─── RECORD EXCERPTS ───

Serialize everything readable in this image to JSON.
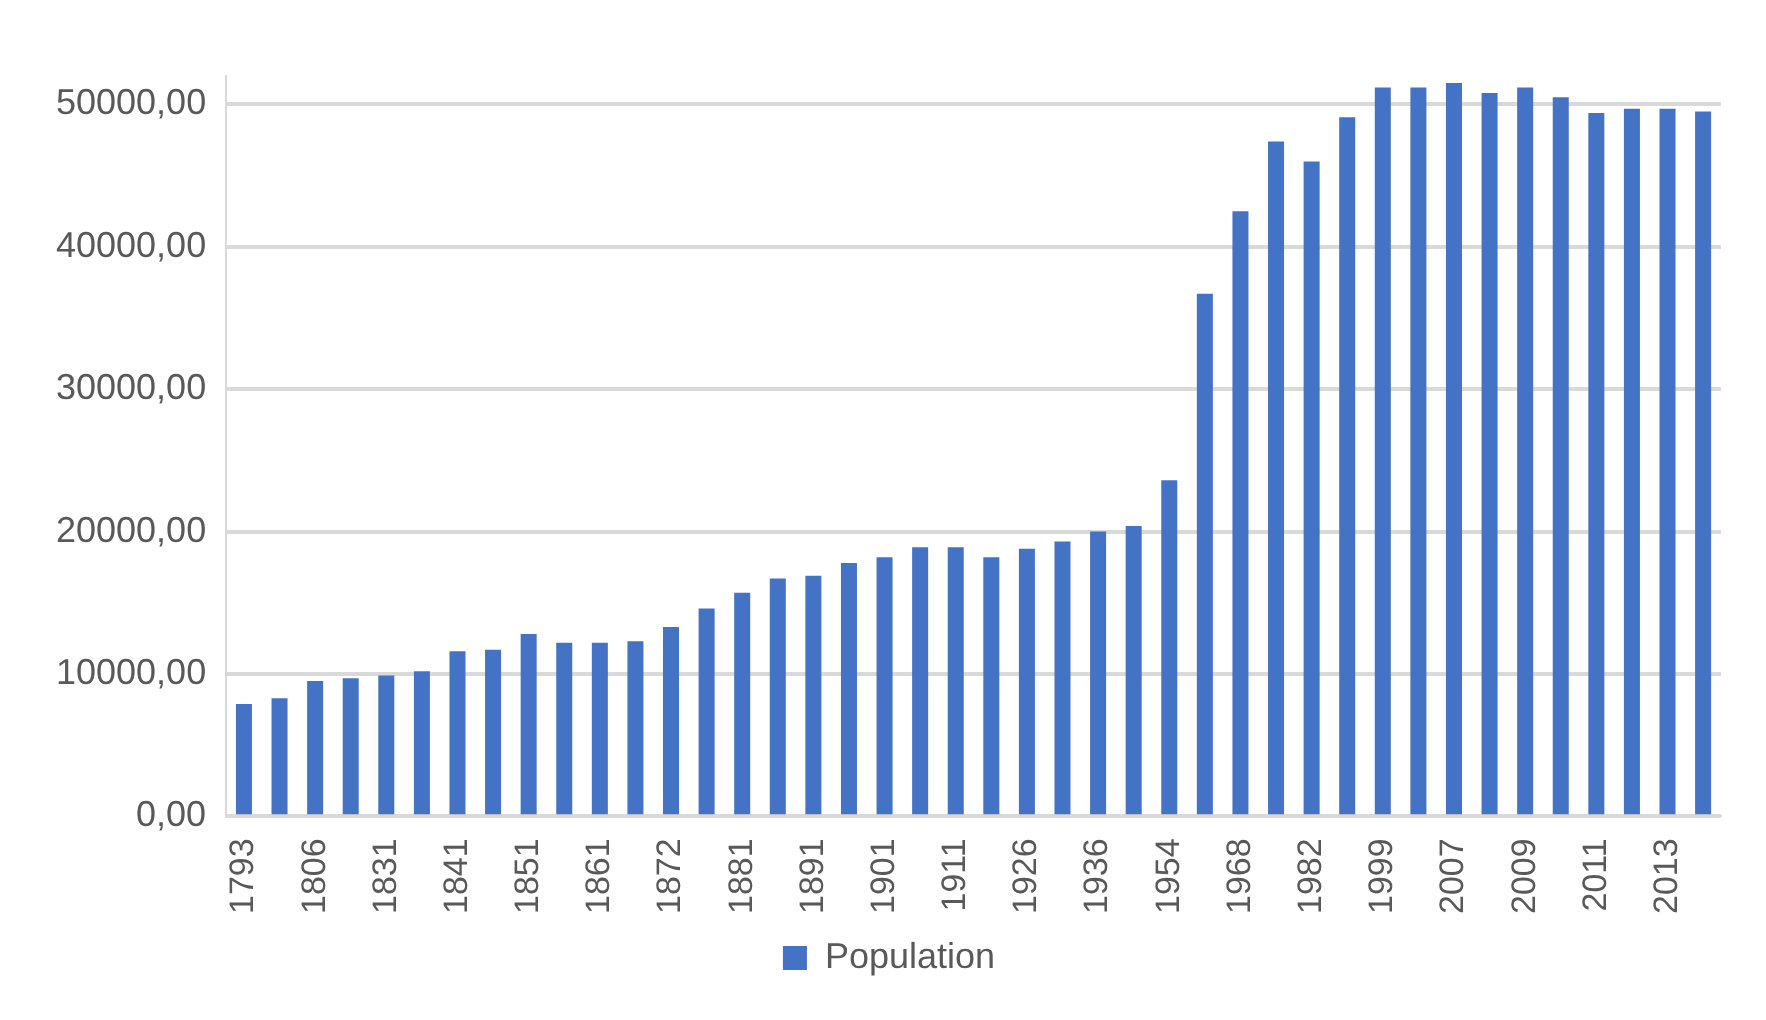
{
  "chart_data": {
    "type": "bar",
    "categories": [
      "1793",
      null,
      "1806",
      null,
      "1831",
      null,
      "1841",
      null,
      "1851",
      null,
      "1861",
      null,
      "1872",
      null,
      "1881",
      null,
      "1891",
      null,
      "1901",
      null,
      "1911",
      null,
      "1926",
      null,
      "1936",
      null,
      "1954",
      null,
      "1968",
      null,
      "1982",
      null,
      "1999",
      null,
      "2007",
      null,
      "2009",
      null,
      "2011",
      null,
      "2013",
      null
    ],
    "series": [
      {
        "name": "Population",
        "color": "#4472c4",
        "values": [
          7900,
          8300,
          9500,
          9700,
          9900,
          10200,
          11600,
          11700,
          12800,
          12200,
          12200,
          12300,
          13300,
          14600,
          15700,
          16700,
          16900,
          17800,
          18200,
          18900,
          18900,
          18200,
          18800,
          19300,
          20000,
          20400,
          23600,
          36700,
          42500,
          47400,
          46000,
          49100,
          51200,
          51200,
          51500,
          50800,
          51200,
          50500,
          49400,
          49700,
          49700,
          49500
        ]
      }
    ],
    "ylim": [
      0,
      52000
    ],
    "yticks": [
      {
        "value": 0,
        "label": "0,00"
      },
      {
        "value": 10000,
        "label": "10000,00"
      },
      {
        "value": 20000,
        "label": "20000,00"
      },
      {
        "value": 30000,
        "label": "30000,00"
      },
      {
        "value": 40000,
        "label": "40000,00"
      },
      {
        "value": 50000,
        "label": "50000,00"
      }
    ],
    "grid": "y",
    "legend": "bottom"
  }
}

───

■ SHORT TASK: Look through the entries and return every line where "label" appears.

■ TASK RESULT:
        "label": "0,00"
        "label": "10000,00"
        "label": "20000,00"
        "label": "30000,00"
        "label": "40000,00"
        "label": "50000,00"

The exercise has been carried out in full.